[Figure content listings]
※ ※ ※
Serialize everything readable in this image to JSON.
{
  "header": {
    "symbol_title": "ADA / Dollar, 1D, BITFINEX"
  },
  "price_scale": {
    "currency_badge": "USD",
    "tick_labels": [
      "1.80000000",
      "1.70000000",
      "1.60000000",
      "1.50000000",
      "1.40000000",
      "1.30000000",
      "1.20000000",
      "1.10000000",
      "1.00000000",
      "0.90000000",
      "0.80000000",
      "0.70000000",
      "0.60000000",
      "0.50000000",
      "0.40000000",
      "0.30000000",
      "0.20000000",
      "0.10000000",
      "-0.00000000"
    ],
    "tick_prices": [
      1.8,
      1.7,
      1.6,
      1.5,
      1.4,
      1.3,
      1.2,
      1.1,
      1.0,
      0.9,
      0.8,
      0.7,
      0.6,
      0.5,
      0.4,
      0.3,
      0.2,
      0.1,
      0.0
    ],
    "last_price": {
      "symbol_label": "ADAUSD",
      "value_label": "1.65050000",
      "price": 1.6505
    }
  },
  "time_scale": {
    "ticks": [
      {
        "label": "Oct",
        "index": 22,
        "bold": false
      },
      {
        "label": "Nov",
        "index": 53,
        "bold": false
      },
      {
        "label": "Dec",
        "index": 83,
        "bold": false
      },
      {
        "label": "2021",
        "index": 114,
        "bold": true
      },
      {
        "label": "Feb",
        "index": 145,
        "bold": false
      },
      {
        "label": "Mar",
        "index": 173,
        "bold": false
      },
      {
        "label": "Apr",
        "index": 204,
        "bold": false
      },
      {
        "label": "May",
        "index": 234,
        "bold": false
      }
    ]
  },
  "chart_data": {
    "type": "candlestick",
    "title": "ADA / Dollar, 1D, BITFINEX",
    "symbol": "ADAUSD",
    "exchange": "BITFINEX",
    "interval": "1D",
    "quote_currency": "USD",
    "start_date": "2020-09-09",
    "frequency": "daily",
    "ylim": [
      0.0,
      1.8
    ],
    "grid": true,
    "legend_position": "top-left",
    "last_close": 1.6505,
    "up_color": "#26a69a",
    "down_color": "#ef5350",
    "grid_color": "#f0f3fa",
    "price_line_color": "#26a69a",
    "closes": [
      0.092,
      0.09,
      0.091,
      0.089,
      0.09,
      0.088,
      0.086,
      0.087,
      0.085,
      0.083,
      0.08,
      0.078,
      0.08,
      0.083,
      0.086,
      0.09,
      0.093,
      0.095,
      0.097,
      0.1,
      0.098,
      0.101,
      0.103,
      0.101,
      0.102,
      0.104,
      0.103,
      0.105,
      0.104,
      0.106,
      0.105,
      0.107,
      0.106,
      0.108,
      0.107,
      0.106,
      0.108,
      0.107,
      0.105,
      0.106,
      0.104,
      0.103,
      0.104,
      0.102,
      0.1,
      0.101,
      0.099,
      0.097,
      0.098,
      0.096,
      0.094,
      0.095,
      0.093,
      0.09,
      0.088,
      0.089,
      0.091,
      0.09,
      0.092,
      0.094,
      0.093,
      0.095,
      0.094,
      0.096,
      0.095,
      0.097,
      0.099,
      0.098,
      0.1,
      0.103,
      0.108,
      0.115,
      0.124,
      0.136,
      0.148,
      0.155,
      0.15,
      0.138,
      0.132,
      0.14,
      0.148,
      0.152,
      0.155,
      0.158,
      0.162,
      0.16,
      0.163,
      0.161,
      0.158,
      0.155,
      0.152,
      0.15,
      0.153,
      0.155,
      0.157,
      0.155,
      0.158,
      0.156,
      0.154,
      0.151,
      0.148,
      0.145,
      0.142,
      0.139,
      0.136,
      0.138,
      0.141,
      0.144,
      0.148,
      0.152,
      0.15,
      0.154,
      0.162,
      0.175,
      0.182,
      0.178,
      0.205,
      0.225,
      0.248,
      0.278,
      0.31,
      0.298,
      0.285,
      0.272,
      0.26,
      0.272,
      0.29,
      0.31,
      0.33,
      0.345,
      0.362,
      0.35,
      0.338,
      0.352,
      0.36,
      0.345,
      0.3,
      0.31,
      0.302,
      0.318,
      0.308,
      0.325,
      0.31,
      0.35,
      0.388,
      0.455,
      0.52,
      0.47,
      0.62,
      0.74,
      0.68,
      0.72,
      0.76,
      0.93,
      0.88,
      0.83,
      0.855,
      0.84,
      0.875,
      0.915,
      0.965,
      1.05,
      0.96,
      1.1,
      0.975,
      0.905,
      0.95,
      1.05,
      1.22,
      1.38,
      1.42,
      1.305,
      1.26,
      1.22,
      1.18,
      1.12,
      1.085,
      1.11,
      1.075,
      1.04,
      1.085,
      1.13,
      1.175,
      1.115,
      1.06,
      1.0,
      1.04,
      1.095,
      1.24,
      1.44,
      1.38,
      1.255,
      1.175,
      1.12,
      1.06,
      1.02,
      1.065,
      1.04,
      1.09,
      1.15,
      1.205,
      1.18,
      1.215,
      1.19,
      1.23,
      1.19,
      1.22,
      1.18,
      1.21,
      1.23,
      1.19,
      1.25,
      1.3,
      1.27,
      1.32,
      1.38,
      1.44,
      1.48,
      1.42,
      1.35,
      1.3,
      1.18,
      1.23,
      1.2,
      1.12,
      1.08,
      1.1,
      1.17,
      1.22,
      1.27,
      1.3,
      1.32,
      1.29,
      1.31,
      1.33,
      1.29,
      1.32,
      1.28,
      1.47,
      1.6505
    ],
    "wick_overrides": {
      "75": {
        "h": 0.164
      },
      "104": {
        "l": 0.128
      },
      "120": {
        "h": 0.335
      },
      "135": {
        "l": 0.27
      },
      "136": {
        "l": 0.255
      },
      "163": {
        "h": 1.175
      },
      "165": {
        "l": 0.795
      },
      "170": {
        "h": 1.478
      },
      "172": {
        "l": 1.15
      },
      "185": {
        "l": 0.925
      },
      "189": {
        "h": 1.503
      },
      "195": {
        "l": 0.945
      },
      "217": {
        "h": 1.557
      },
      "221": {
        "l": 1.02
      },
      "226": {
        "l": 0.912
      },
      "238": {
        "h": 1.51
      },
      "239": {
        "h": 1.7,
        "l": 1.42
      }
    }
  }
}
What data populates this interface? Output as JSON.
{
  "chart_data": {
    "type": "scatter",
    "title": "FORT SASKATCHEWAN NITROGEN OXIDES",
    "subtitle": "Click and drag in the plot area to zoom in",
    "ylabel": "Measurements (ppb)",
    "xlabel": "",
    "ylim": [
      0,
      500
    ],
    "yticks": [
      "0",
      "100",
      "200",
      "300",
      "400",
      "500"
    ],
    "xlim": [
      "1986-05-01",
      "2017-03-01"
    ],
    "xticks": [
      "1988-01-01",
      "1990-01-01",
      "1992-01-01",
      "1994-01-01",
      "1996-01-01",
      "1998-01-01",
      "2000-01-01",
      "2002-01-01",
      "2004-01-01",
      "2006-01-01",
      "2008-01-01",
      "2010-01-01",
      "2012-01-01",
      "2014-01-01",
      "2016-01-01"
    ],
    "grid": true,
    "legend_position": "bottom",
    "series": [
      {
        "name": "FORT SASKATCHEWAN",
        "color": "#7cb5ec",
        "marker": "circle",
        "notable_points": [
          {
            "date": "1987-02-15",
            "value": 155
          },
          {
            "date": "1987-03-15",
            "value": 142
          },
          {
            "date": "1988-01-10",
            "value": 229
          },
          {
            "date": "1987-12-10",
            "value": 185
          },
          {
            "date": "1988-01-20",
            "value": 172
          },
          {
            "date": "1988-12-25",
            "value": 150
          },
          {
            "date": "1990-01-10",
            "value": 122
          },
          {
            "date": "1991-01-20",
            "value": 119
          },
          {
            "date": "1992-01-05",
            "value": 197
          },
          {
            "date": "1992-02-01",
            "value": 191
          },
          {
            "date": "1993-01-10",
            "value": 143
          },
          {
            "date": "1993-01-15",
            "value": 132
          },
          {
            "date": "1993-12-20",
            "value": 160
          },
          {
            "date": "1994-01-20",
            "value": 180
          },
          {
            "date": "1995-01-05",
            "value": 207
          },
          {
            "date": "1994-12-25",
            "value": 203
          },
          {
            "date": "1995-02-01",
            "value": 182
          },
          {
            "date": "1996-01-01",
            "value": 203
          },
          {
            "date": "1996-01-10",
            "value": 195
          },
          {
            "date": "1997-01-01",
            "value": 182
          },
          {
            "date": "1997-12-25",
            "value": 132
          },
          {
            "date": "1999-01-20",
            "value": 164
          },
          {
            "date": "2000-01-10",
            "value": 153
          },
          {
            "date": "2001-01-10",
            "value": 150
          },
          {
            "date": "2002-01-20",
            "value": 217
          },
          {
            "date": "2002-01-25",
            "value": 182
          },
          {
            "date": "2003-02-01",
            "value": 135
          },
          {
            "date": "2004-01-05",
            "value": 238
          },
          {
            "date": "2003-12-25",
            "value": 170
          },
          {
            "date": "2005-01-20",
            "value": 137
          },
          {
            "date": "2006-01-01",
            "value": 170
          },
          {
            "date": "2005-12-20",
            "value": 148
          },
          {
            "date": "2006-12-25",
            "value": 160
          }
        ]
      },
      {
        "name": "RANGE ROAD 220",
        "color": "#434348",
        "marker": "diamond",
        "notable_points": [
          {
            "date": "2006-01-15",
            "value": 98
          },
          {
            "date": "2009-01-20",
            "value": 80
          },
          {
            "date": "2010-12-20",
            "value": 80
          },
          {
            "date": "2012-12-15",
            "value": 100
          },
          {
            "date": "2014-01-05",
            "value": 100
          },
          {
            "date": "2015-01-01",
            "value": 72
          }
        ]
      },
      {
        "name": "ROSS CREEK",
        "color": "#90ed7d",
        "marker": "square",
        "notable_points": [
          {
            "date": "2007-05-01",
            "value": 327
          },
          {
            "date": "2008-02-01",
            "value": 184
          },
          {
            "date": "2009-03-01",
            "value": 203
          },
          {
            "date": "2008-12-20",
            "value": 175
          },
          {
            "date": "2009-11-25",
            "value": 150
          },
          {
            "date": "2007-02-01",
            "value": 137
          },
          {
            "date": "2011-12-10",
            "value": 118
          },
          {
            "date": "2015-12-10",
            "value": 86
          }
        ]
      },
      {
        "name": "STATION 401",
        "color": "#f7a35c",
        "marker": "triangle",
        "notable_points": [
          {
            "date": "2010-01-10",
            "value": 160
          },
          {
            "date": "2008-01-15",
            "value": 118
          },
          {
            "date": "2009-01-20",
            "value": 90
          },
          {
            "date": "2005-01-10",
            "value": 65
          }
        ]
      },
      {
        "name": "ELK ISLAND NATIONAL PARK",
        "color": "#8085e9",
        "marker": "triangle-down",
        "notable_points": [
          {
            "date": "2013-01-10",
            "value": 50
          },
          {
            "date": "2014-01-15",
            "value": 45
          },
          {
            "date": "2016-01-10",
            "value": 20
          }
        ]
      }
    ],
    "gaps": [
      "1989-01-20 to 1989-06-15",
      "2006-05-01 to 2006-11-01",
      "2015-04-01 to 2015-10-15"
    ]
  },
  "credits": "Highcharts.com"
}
※ ※ ※
Set problem → Reply with one number: the count of lines in the entries that include the word "name".

Answer → 5